* **Aim of the exercise**
From the line with "Decode this image" to the final line of the records, reproduce every line exactly and only those lines.

* **Task input**
** begin **
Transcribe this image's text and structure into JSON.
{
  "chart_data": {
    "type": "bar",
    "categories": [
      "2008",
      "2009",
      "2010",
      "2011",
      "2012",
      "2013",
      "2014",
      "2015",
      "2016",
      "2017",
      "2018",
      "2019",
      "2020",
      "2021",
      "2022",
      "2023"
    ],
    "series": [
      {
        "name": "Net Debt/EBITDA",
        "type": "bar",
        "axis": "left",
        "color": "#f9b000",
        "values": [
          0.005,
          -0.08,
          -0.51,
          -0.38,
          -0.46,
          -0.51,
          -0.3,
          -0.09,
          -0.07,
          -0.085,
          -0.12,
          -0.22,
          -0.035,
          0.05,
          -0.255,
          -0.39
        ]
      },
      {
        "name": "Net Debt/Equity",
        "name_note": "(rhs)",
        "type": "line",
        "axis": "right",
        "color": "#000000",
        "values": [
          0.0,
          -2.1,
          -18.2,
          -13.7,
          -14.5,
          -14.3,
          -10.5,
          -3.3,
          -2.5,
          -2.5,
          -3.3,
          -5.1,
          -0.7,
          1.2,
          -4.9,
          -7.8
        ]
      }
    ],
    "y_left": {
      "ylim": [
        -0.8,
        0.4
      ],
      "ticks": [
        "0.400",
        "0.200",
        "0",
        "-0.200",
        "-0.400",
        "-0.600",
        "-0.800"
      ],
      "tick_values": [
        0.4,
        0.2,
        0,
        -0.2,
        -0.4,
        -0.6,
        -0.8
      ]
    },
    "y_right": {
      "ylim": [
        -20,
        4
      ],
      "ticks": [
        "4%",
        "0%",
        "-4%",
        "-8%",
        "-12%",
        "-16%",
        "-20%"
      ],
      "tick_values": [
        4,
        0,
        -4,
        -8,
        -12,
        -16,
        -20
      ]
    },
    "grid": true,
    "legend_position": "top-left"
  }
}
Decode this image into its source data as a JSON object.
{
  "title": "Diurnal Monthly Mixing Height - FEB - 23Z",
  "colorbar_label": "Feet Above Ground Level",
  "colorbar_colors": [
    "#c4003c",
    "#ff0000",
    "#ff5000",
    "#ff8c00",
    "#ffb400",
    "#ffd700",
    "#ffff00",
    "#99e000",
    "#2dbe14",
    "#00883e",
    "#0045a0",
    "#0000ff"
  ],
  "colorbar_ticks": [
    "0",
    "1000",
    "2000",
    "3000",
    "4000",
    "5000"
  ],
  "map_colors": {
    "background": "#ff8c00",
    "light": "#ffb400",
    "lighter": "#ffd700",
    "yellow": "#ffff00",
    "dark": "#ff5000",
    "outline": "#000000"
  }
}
** end **
* **Reply to the task**
Decode this image into its source data as a JSON object.
{
  "title": "Diurnal Monthly Mixing Height - FEB - 23Z",
  "colorbar_label": "Feet Above Ground Level",
  "colorbar_colors": [
    "#c4003c",
    "#ff0000",
    "#ff5000",
    "#ff8c00",
    "#ffb400",
    "#ffd700",
    "#ffff00",
    "#99e000",
    "#2dbe14",
    "#00883e",
    "#0045a0",
    "#0000ff"
  ],
  "colorbar_ticks": [
    "0",
    "1000",
    "2000",
    "3000",
    "4000",
    "5000"
  ],
  "map_colors": {
    "background": "#ff8c00",
    "light": "#ffb400",
    "lighter": "#ffd700",
    "yellow": "#ffff00",
    "dark": "#ff5000",
    "outline": "#000000"
  }
}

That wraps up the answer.